- **Exercise directions**:
Your task is to reproduce word for word the lines running from the line containing "Read all visible content and emit it as JSON." to the line containing "Serialize everything readable", inclusive. Nothing else belongs in the answer.

>>>

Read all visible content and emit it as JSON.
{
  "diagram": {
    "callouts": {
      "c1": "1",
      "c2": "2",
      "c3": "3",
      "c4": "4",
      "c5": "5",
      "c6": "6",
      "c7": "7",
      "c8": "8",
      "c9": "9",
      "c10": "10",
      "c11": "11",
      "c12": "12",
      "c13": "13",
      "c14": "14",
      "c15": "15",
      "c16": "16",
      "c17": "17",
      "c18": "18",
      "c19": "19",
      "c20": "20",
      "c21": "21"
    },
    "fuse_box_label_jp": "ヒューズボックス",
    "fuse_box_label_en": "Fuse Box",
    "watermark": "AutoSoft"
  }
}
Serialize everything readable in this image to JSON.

<<<
>>>

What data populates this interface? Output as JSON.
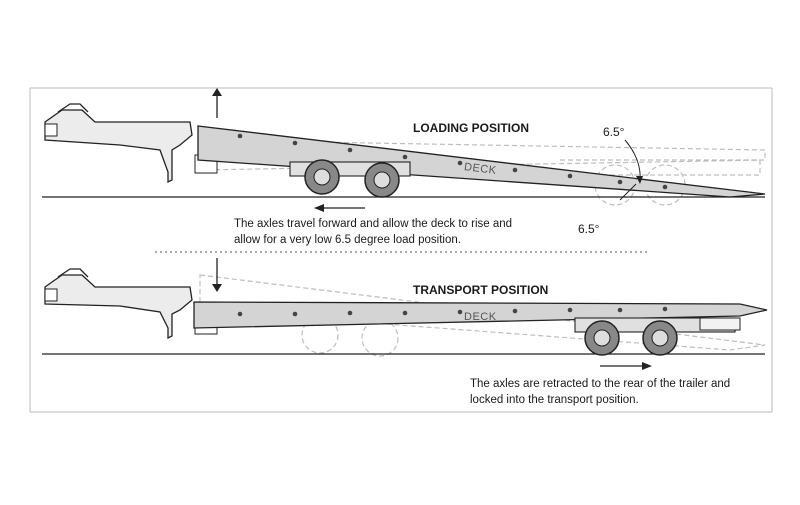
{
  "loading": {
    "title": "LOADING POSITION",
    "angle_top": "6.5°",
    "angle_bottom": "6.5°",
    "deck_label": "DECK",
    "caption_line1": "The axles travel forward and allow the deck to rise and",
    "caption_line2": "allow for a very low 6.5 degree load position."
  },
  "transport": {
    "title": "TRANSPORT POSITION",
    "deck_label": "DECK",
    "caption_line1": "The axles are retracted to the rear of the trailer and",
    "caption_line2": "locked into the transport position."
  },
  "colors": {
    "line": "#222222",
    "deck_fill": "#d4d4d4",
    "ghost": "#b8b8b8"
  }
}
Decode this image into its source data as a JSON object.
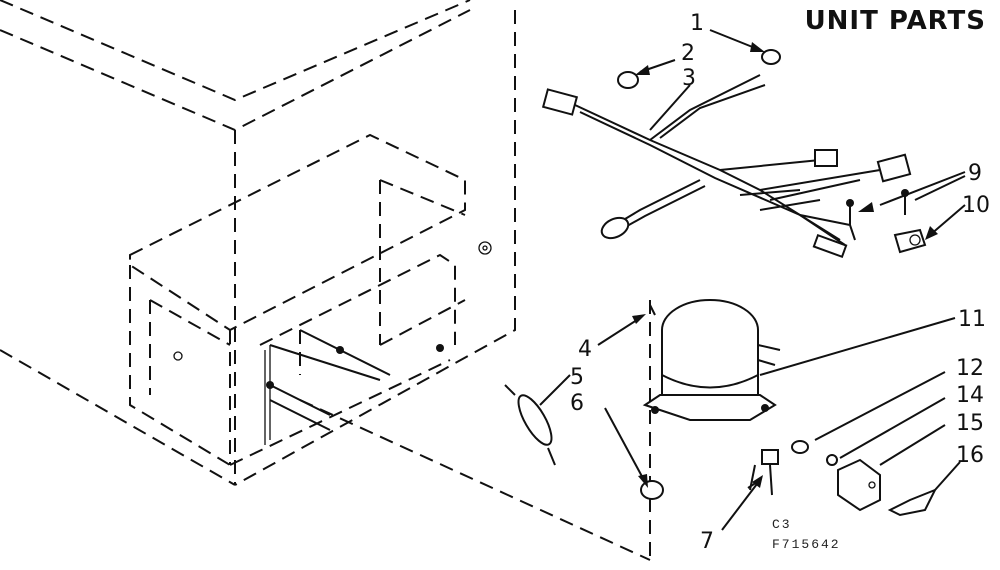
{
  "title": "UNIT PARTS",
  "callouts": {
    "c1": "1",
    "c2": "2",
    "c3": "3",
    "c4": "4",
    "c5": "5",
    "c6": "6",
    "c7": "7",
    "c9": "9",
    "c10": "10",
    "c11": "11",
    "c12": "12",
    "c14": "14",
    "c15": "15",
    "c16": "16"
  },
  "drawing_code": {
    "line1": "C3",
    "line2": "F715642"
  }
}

<<<

- **Answer to this problem**:
Read all visible content and emit it as JSON.
{
  "diagram": {
    "callouts": {
      "c1": "1",
      "c2": "2",
      "c3": "3",
      "c4": "4",
      "c5": "5",
      "c6": "6",
      "c7": "7",
      "c8": "8",
      "c9": "9",
      "c10": "10",
      "c11": "11",
      "c12": "12",
      "c13": "13",
      "c14": "14",
      "c15": "15",
      "c16": "16",
      "c17": "17",
      "c18": "18",
      "c19": "19",
      "c20": "20",
      "c21": "21"
    },
    "fuse_box_label_jp": "ヒューズボックス",
    "fuse_box_label_en": "Fuse Box",
    "watermark": "AutoSoft"
  }
}
Serialize everything readable in this image to JSON.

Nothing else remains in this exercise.